_Requirement:_ Each line in the entries below that holds the string "kastje" is to be listed.

_Data for the task:_

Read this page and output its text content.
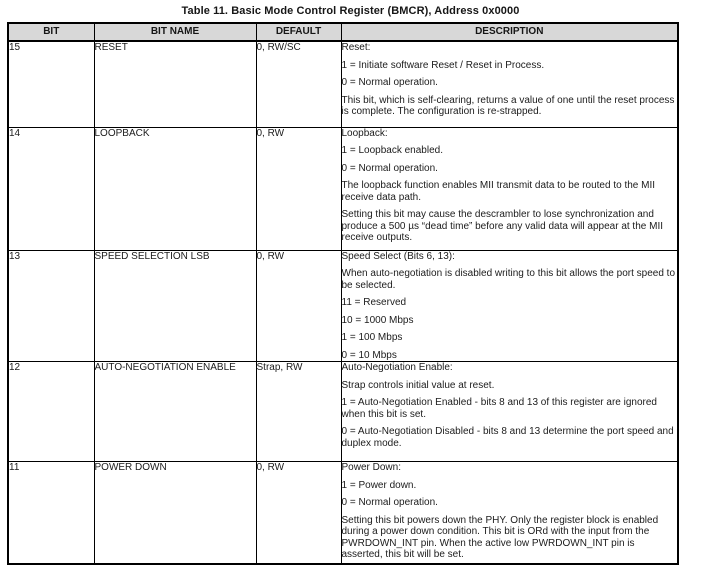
Table 11. Basic Mode Control Register (BMCR), Address 0x0000
BIT	BIT NAME	DEFAULT	DESCRIPTION
15	RESET	0, RW/SC	Reset:

1 = Initiate software Reset / Reset in Process.

0 = Normal operation.

This bit, which is self-clearing, returns a value of one until the reset process is complete. The configuration is re-strapped.

14	LOOPBACK	0, RW	Loopback:

1 = Loopback enabled.

0 = Normal operation.

The loopback function enables MII transmit data to be routed to the MII receive data path.

Setting this bit may cause the descrambler to lose synchronization and produce a 500 µs “dead time” before any valid data will appear at the MII receive outputs.

13	SPEED SELECTION LSB	0, RW	Speed Select (Bits 6, 13):

When auto-negotiation is disabled writing to this bit allows the port speed to be selected.

11 = Reserved

10 = 1000 Mbps

1 = 100 Mbps

0 = 10 Mbps

12	AUTO-NEGOTIATION ENABLE	Strap, RW	Auto-Negotiation Enable:

Strap controls initial value at reset.

1 = Auto-Negotiation Enabled - bits 8 and 13 of this register are ignored when this bit is set.

0 = Auto-Negotiation Disabled - bits 8 and 13 determine the port speed and duplex mode.

11	POWER DOWN	0, RW	Power Down:

1 = Power down.

0 = Normal operation.

Setting this bit powers down the PHY. Only the register block is enabled during a power down condition. This bit is ORd with the input from the PWRDOWN_INT pin. When the active low PWRDOWN_INT pin is asserted, this bit will be set.
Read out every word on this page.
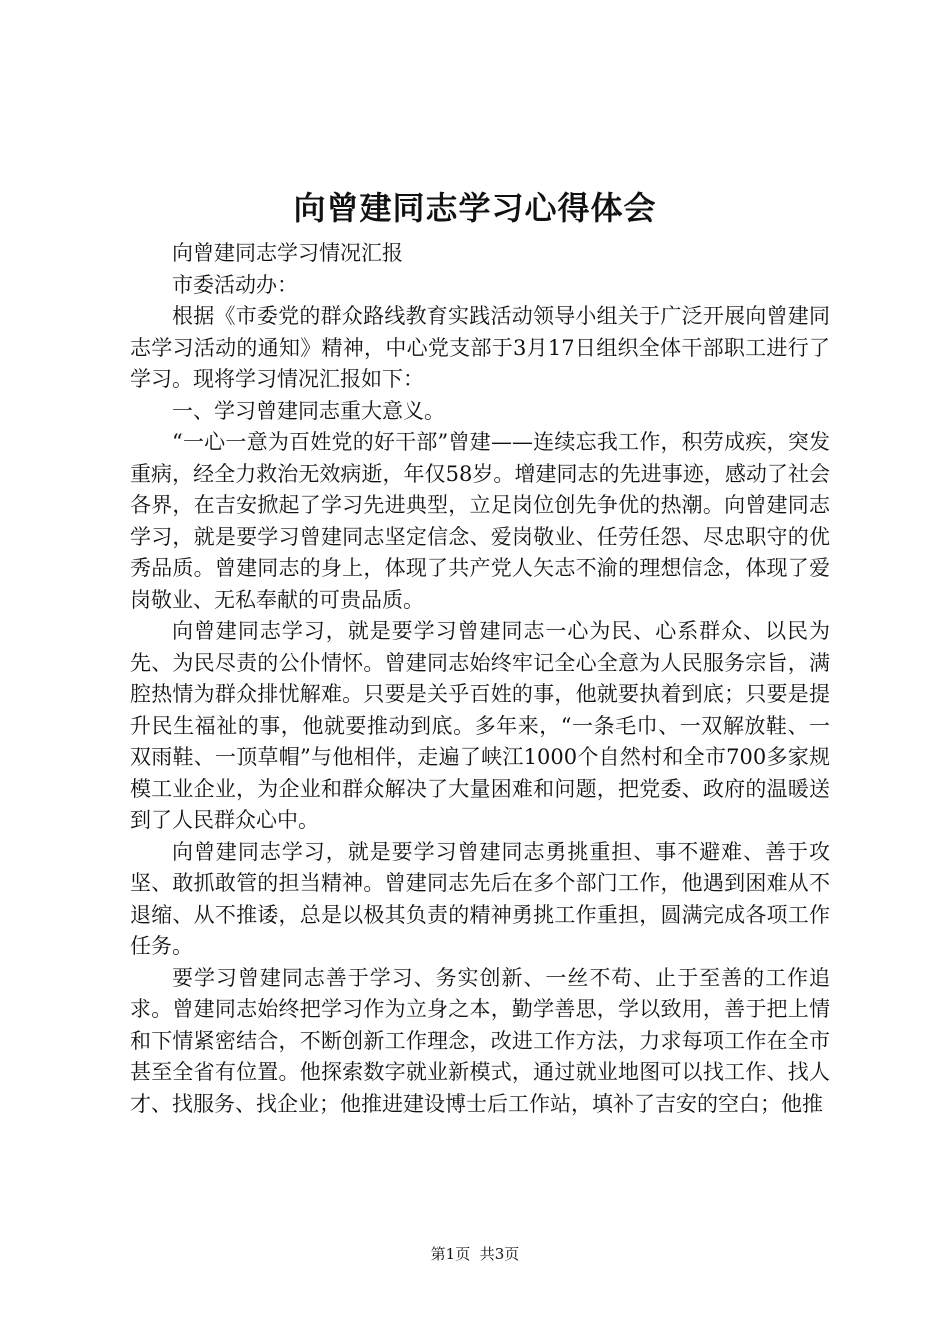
向曾建同志学习心得体会

向曾建同志学习情况汇报

市委活动办：

根据《市委党的群众路线教育实践活动领导小组关于广泛开展向曾建同志学习活动的通知》精神，中心党支部于3月17日组织全体干部职工进行了学习。现将学习情况汇报如下：

一、学习曾建同志重大意义。

“一心一意为百姓党的好干部”曾建——连续忘我工作，积劳成疾，突发重病，经全力救治无效病逝，年仅58岁。增建同志的先进事迹，感动了社会各界，在吉安掀起了学习先进典型，立足岗位创先争优的热潮。向曾建同志学习，就是要学习曾建同志坚定信念、爱岗敬业、任劳任怨、尽忠职守的优秀品质。曾建同志的身上，体现了共产党人矢志不渝的理想信念，体现了爱岗敬业、无私奉献的可贵品质。

向曾建同志学习，就是要学习曾建同志一心为民、心系群众、以民为先、为民尽责的公仆情怀。曾建同志始终牢记全心全意为人民服务宗旨，满腔热情为群众排忧解难。只要是关乎百姓的事，他就要执着到底；只要是提升民生福祉的事，他就要推动到底。多年来，“一条毛巾、一双解放鞋、一双雨鞋、一顶草帽”与他相伴，走遍了峡江1000个自然村和全市700多家规模工业企业，为企业和群众解决了大量困难和问题，把党委、政府的温暖送到了人民群众心中。

向曾建同志学习，就是要学习曾建同志勇挑重担、事不避难、善于攻坚、敢抓敢管的担当精神。曾建同志先后在多个部门工作，他遇到困难从不退缩、从不推诿，总是以极其负责的精神勇挑工作重担，圆满完成各项工作任务。

要学习曾建同志善于学习、务实创新、一丝不苟、止于至善的工作追求。曾建同志始终把学习作为立身之本，勤学善思，学以致用，善于把上情和下情紧密结合，不断创新工作理念，改进工作方法，力求每项工作在全市甚至全省有位置。他探索数字就业新模式，通过就业地图可以找工作、找人才、找服务、找企业；他推进建设博士后工作站，填补了吉安的空白；他推

第1页 共3页
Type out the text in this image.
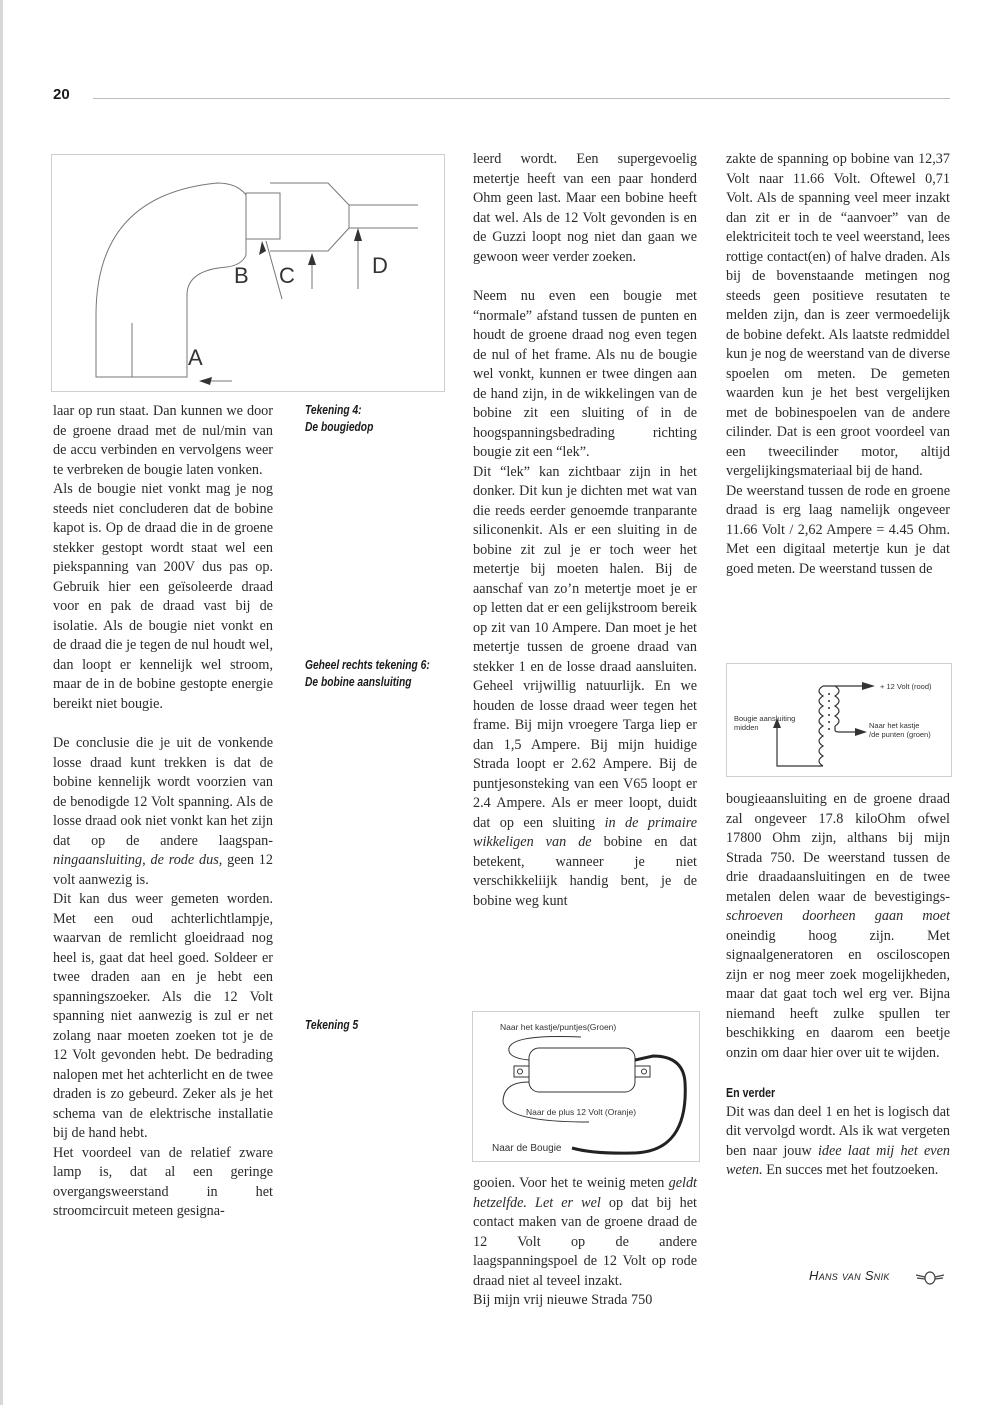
20
B C	D
A
Tekening 4:
De bougiedop
Geheel rechts tekening 6:
De bobine aansluiting
Tekening 5

laar op run staat. Dan kunnen we door de groene draad met de nul/min van de accu verbinden en vervolgens weer te verbreken de bougie laten vonken.

Als de bougie niet vonkt mag je nog steeds niet concluderen dat de bobine kapot is. Op de draad die in de groene stekker gestopt wordt staat wel een piekspanning van 200V dus pas op. Gebruik hier een geïsoleerde draad voor en pak de draad vast bij de isolatie. Als de bougie niet vonkt en de draad die je tegen de nul houdt wel, dan loopt er kennelijk wel stroom, maar de in de bobine gestopte energie bereikt niet bougie.

De conclusie die je uit de vonkende losse draad kunt trekken is dat de bobine kennelijk wordt voorzien van de benodigde 12 Volt spanning. Als de losse draad ook niet vonkt kan het zijn dat op de andere laagspan-ningaansluiting, de rode dus, geen 12 volt aanwezig is.

Dit kan dus weer gemeten worden. Met een oud achterlichtlampje, waarvan de remlicht gloeidraad nog heel is, gaat dat heel goed. Soldeer er twee draden aan en je hebt een spanningszoeker. Als die 12 Volt spanning niet aanwezig is zul er net zolang naar moeten zoeken tot je de 12 Volt gevonden hebt. De bedrading nalopen met het achterlicht en de twee draden is zo gebeurd. Zeker als je het schema van de elektrische installatie bij de hand hebt.

Het voordeel van de relatief zware lamp is, dat al een geringe overgangsweerstand in het stroomcircuit meteen gesigna-

leerd wordt. Een supergevoelig metertje heeft van een paar honderd Ohm geen last. Maar een bobine heeft dat wel. Als de 12 Volt gevonden is en de Guzzi loopt nog niet dan gaan we gewoon weer verder zoeken.

Neem nu even een bougie met “normale” afstand tussen de punten en houdt de groene draad nog even tegen de nul of het frame. Als nu de bougie wel vonkt, kunnen er twee dingen aan de hand zijn, in de wikkelingen van de bobine zit een sluiting of in de hoogspanningsbedrading richting bougie zit een “lek”.

Dit “lek” kan zichtbaar zijn in het donker. Dit kun je dichten met wat van die reeds eerder genoemde tranparante siliconenkit. Als er een sluiting in de bobine zit zul je er toch weer het metertje bij moeten halen. Bij de aanschaf van zo’n metertje moet je er op letten dat er een gelijkstroom bereik op zit van 10 Ampere. Dan moet je het metertje tussen de groene draad van stekker 1 en de losse draad aansluiten. Geheel vrijwillig natuurlijk. En we houden de losse draad weer tegen het frame. Bij mijn vroegere Targa liep er dan 1,5 Ampere. Bij mijn huidige Strada loopt er 2.62 Ampere. Bij de puntjesonsteking van een V65 loopt er 2.4 Ampere. Als er meer loopt, duidt dat op een sluiting in de primaire wikkeligen van de bobine en dat betekent, wanneer je niet verschikkeliijk handig bent, je de bobine weg kunt

Naar het kastje/puntjes(Groen)
Naar de plus 12 Volt (Oranje)
Naar de Bougie

gooien. Voor het te weinig meten geldt hetzelfde. Let er wel op dat bij het contact maken van de groene draad de 12 Volt op de andere laagspanningspoel de 12 Volt op rode draad niet al teveel inzakt.

Bij mijn vrij nieuwe Strada 750

zakte de spanning op bobine van 12,37 Volt naar 11.66 Volt. Oftewel 0,71 Volt. Als de spanning veel meer inzakt dan zit er in de “aanvoer” van de elektriciteit toch te veel weerstand, lees rottige contact(en) of halve draden. Als bij de bovenstaande metingen nog steeds geen positieve resutaten te melden zijn, dan is zeer vermoedelijk de bobine defekt. Als laatste redmiddel kun je nog de weerstand van de diverse spoelen om meten. De gemeten waarden kun je het best vergelijken met de bobinespoelen van de andere cilinder. Dat is een groot voordeel van een tweecilinder motor, altijd vergelijkingsmateriaal bij de hand.

De weerstand tussen de rode en groene draad is erg laag namelijk ongeveer 11.66 Volt / 2,62 Ampere = 4.45 Ohm. Met een digitaal metertje kun je dat goed meten. De weerstand tussen de

+ 12 Volt (rood)
Bougie aansluiting
midden	Naar het kastje
/de punten (groen)

bougieaansluiting en de groene draad zal ongeveer 17.8 kiloOhm ofwel 17800 Ohm zijn, althans bij mijn Strada 750. De weerstand tussen de drie draadaansluitingen en de twee metalen delen waar de bevestigings-schroeven doorheen gaan moet oneindig hoog zijn. Met signaalgeneratoren en osciloscopen zijn er nog meer zoek mogelijkheden, maar dat gaat toch wel erg ver. Bijna niemand heeft zulke spullen ter beschikking en daarom een beetje onzin om daar hier over uit te wijden.

En verder

Dit was dan deel 1 en het is logisch dat dit vervolgd wordt. Als ik wat vergeten ben naar jouw idee laat mij het even weten. En succes met het foutzoeken.

Hans van Snik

_Exercise response:_
Naar het kastje/puntjes(Groen)
midden	Naar het kastje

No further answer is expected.